- [Given exercise]: Return each line of the data below verbatim; pictures are to be left out.

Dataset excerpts
-- Start --
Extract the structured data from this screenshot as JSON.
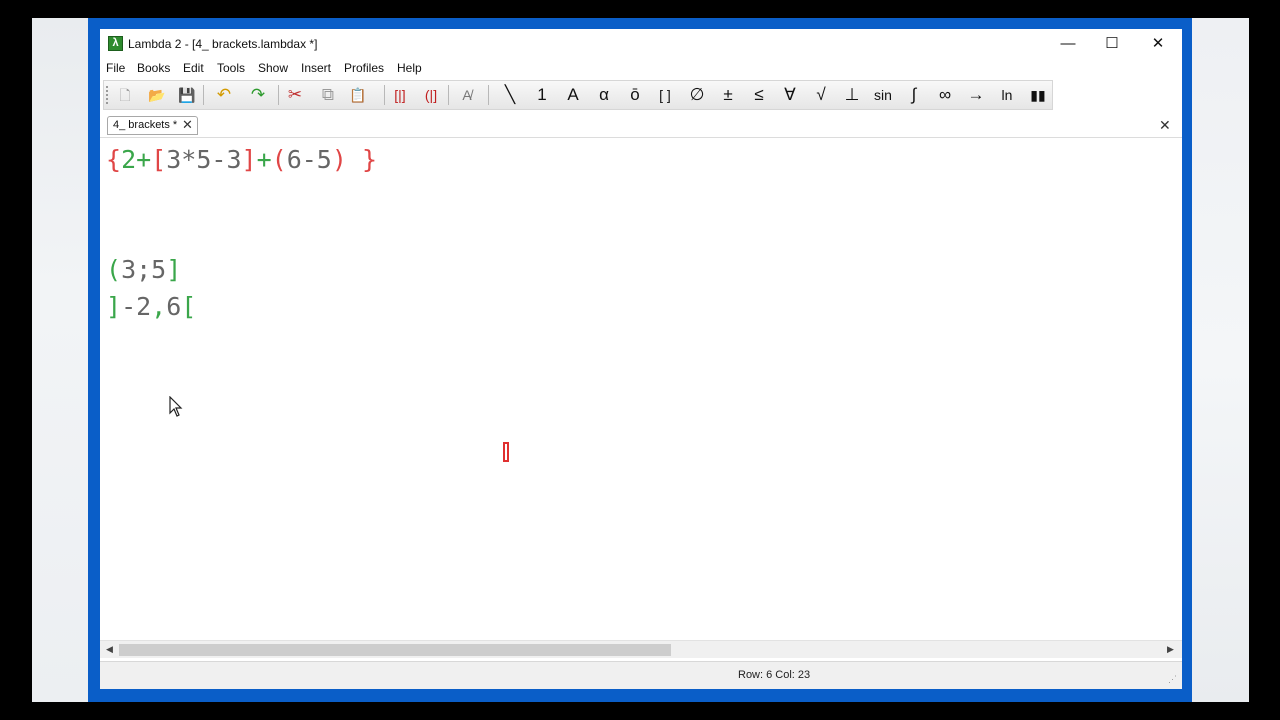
{
  "window": {
    "title": "Lambda 2 - [4_ brackets.lambdax *]",
    "minimize": "—",
    "maximize": "☐",
    "close": "✕"
  },
  "menu": [
    "File",
    "Books",
    "Edit",
    "Tools",
    "Show",
    "Insert",
    "Profiles",
    "Help"
  ],
  "toolbar": [
    {
      "name": "new-file-icon",
      "glyph": "🗋",
      "color": "#9a9a9a"
    },
    {
      "name": "open-folder-icon",
      "glyph": "📂",
      "color": "#3a6fb0"
    },
    {
      "name": "save-icon",
      "glyph": "💾",
      "color": "#3a6fb0"
    },
    {
      "name": "undo-icon",
      "glyph": "↶",
      "color": "#d39a00"
    },
    {
      "name": "redo-icon",
      "glyph": "↷",
      "color": "#2e9a2e"
    },
    {
      "name": "cut-icon",
      "glyph": "✂",
      "color": "#c03030"
    },
    {
      "name": "copy-icon",
      "glyph": "⧉",
      "color": "#9a9a9a"
    },
    {
      "name": "paste-icon",
      "glyph": "📋",
      "color": "#b07a20"
    },
    {
      "name": "brackets-red-icon",
      "glyph": "[|]",
      "color": "#c02020"
    },
    {
      "name": "brackets-alt-icon",
      "glyph": "(|]",
      "color": "#c02020"
    },
    {
      "name": "font-size-icon",
      "glyph": "A̸",
      "color": "#777777"
    },
    {
      "name": "line-icon",
      "glyph": "╲",
      "color": "#111111"
    },
    {
      "name": "number-icon",
      "glyph": "1",
      "color": "#111111"
    },
    {
      "name": "letter-a-icon",
      "glyph": "A",
      "color": "#111111"
    },
    {
      "name": "alpha-icon",
      "glyph": "α",
      "color": "#111111"
    },
    {
      "name": "overline-icon",
      "glyph": "ō",
      "color": "#111111"
    },
    {
      "name": "square-brackets-icon",
      "glyph": "[ ]",
      "color": "#111111"
    },
    {
      "name": "empty-set-icon",
      "glyph": "∅",
      "color": "#111111"
    },
    {
      "name": "plus-minus-icon",
      "glyph": "±",
      "color": "#111111"
    },
    {
      "name": "less-equal-icon",
      "glyph": "≤",
      "color": "#111111"
    },
    {
      "name": "forall-icon",
      "glyph": "∀",
      "color": "#111111"
    },
    {
      "name": "sqrt-icon",
      "glyph": "√",
      "color": "#111111"
    },
    {
      "name": "perpendicular-icon",
      "glyph": "⊥",
      "color": "#111111"
    },
    {
      "name": "sin-icon",
      "glyph": "sin",
      "color": "#111111"
    },
    {
      "name": "integral-icon",
      "glyph": "∫",
      "color": "#111111"
    },
    {
      "name": "infinity-icon",
      "glyph": "∞",
      "color": "#111111"
    },
    {
      "name": "arrow-icon",
      "glyph": "→",
      "color": "#111111"
    },
    {
      "name": "ln-icon",
      "glyph": "ln",
      "color": "#111111"
    },
    {
      "name": "bar-chart-icon",
      "glyph": "▮▮",
      "color": "#111111"
    }
  ],
  "tab": {
    "label": "4_ brackets *",
    "close": "✕"
  },
  "editor_close": "✕",
  "editor": {
    "lines": [
      [
        [
          "{",
          "red"
        ],
        [
          "2+",
          "green"
        ],
        [
          "[",
          "red"
        ],
        [
          "3*5-3",
          "plain"
        ],
        [
          "]",
          "red"
        ],
        [
          "+",
          "green"
        ],
        [
          "(",
          "red"
        ],
        [
          "6-5",
          "plain"
        ],
        [
          ")",
          "red"
        ],
        [
          " }",
          "red"
        ]
      ],
      [
        [
          "(",
          "green"
        ],
        [
          "3;5",
          "plain"
        ],
        [
          "]",
          "green"
        ]
      ],
      [
        [
          "]",
          "green"
        ],
        [
          "-2",
          "plain"
        ],
        [
          ",",
          "green"
        ],
        [
          "6",
          "plain"
        ],
        [
          "[",
          "green"
        ]
      ]
    ]
  },
  "status": {
    "text": "Row: 6  Col: 23"
  },
  "scroll": {
    "left": "◀",
    "right": "▶",
    "thumb_fraction": 0.53
  },
  "colors": {
    "red": "#e04646",
    "green": "#3aa64a",
    "frame": "#0a5ec8"
  }
}
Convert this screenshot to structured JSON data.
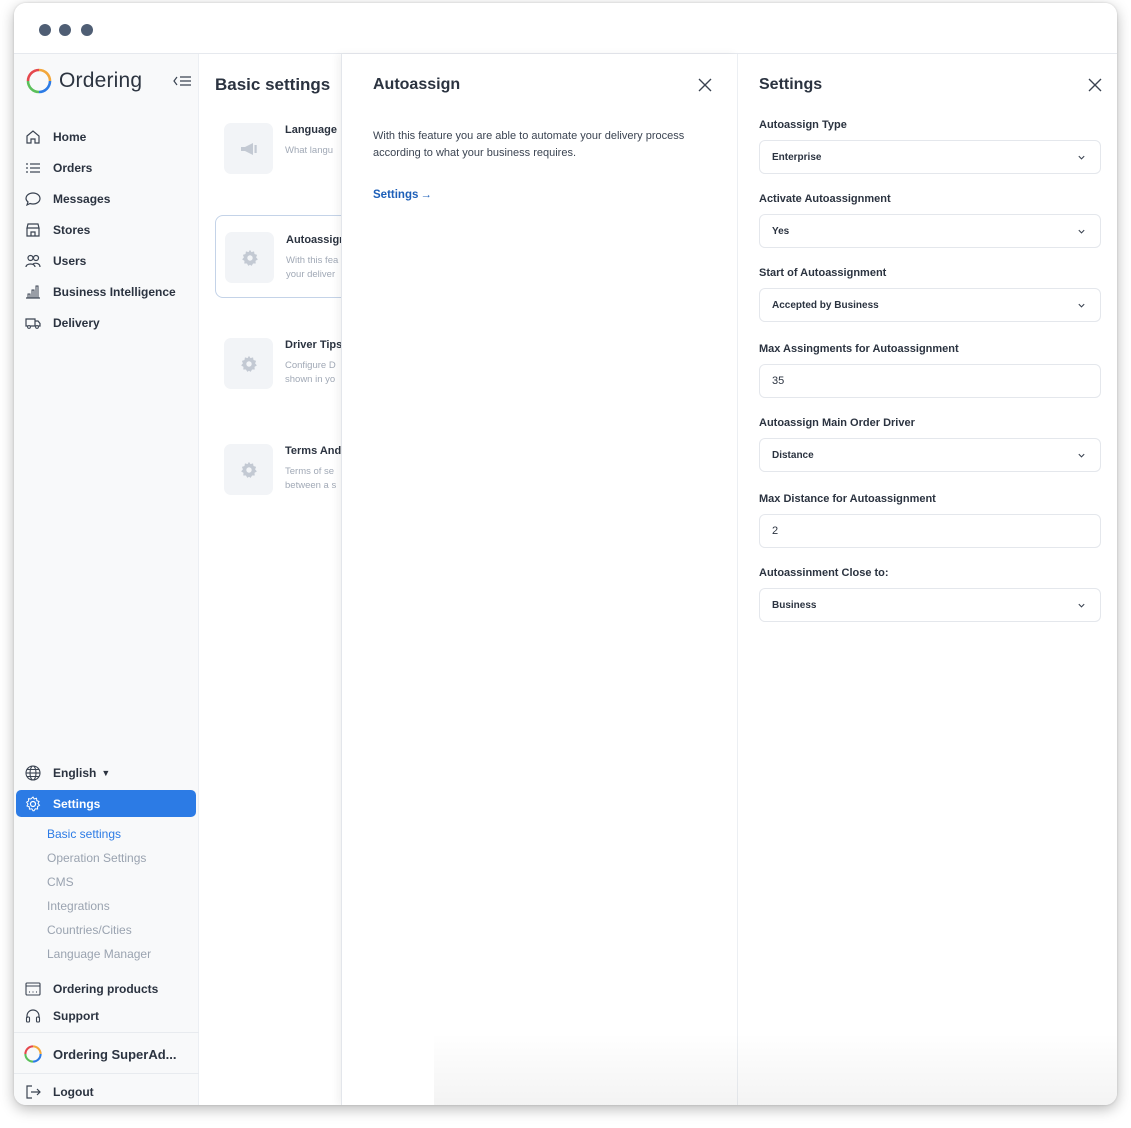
-- End --
- [Output of the task]:
Extract the structured data from this screenshot as JSON.
{
  "window": {
    "title": "Lambda 2 - [4_ brackets.lambdax *]",
    "minimize": "—",
    "maximize": "☐",
    "close": "✕"
  },
  "menu": [
    "File",
    "Books",
    "Edit",
    "Tools",
    "Show",
    "Insert",
    "Profiles",
    "Help"
  ],
  "toolbar": [
    {
      "name": "new-file-icon",
      "glyph": "🗋",
      "color": "#9a9a9a"
    },
    {
      "name": "open-folder-icon",
      "glyph": "📂",
      "color": "#3a6fb0"
    },
    {
      "name": "save-icon",
      "glyph": "💾",
      "color": "#3a6fb0"
    },
    {
      "name": "undo-icon",
      "glyph": "↶",
      "color": "#d39a00"
    },
    {
      "name": "redo-icon",
      "glyph": "↷",
      "color": "#2e9a2e"
    },
    {
      "name": "cut-icon",
      "glyph": "✂",
      "color": "#c03030"
    },
    {
      "name": "copy-icon",
      "glyph": "⧉",
      "color": "#9a9a9a"
    },
    {
      "name": "paste-icon",
      "glyph": "📋",
      "color": "#b07a20"
    },
    {
      "name": "brackets-red-icon",
      "glyph": "[|]",
      "color": "#c02020"
    },
    {
      "name": "brackets-alt-icon",
      "glyph": "(|]",
      "color": "#c02020"
    },
    {
      "name": "font-size-icon",
      "glyph": "A̸",
      "color": "#777777"
    },
    {
      "name": "line-icon",
      "glyph": "╲",
      "color": "#111111"
    },
    {
      "name": "number-icon",
      "glyph": "1",
      "color": "#111111"
    },
    {
      "name": "letter-a-icon",
      "glyph": "A",
      "color": "#111111"
    },
    {
      "name": "alpha-icon",
      "glyph": "α",
      "color": "#111111"
    },
    {
      "name": "overline-icon",
      "glyph": "ō",
      "color": "#111111"
    },
    {
      "name": "square-brackets-icon",
      "glyph": "[ ]",
      "color": "#111111"
    },
    {
      "name": "empty-set-icon",
      "glyph": "∅",
      "color": "#111111"
    },
    {
      "name": "plus-minus-icon",
      "glyph": "±",
      "color": "#111111"
    },
    {
      "name": "less-equal-icon",
      "glyph": "≤",
      "color": "#111111"
    },
    {
      "name": "forall-icon",
      "glyph": "∀",
      "color": "#111111"
    },
    {
      "name": "sqrt-icon",
      "glyph": "√",
      "color": "#111111"
    },
    {
      "name": "perpendicular-icon",
      "glyph": "⊥",
      "color": "#111111"
    },
    {
      "name": "sin-icon",
      "glyph": "sin",
      "color": "#111111"
    },
    {
      "name": "integral-icon",
      "glyph": "∫",
      "color": "#111111"
    },
    {
      "name": "infinity-icon",
      "glyph": "∞",
      "color": "#111111"
    },
    {
      "name": "arrow-icon",
      "glyph": "→",
      "color": "#111111"
    },
    {
      "name": "ln-icon",
      "glyph": "ln",
      "color": "#111111"
    },
    {
      "name": "bar-chart-icon",
      "glyph": "▮▮",
      "color": "#111111"
    }
  ],
  "tab": {
    "label": "4_ brackets *",
    "close": "✕"
  },
  "editor_close": "✕",
  "editor": {
    "lines": [
      [
        [
          "{",
          "red"
        ],
        [
          "2+",
          "green"
        ],
        [
          "[",
          "red"
        ],
        [
          "3*5-3",
          "plain"
        ],
        [
          "]",
          "red"
        ],
        [
          "+",
          "green"
        ],
        [
          "(",
          "red"
        ],
        [
          "6-5",
          "plain"
        ],
        [
          ")",
          "red"
        ],
        [
          " }",
          "red"
        ]
      ],
      [
        [
          "(",
          "green"
        ],
        [
          "3;5",
          "plain"
        ],
        [
          "]",
          "green"
        ]
      ],
      [
        [
          "]",
          "green"
        ],
        [
          "-2",
          "plain"
        ],
        [
          ",",
          "green"
        ],
        [
          "6",
          "plain"
        ],
        [
          "[",
          "green"
        ]
      ]
    ]
  },
  "status": {
    "text": "Row: 6  Col: 23"
  },
  "scroll": {
    "left": "◀",
    "right": "▶",
    "thumb_fraction": 0.53
  },
  "colors": {
    "red": "#e04646",
    "green": "#3aa64a",
    "frame": "#0a5ec8"
  }
}
Convert this screenshot to structured JSON data.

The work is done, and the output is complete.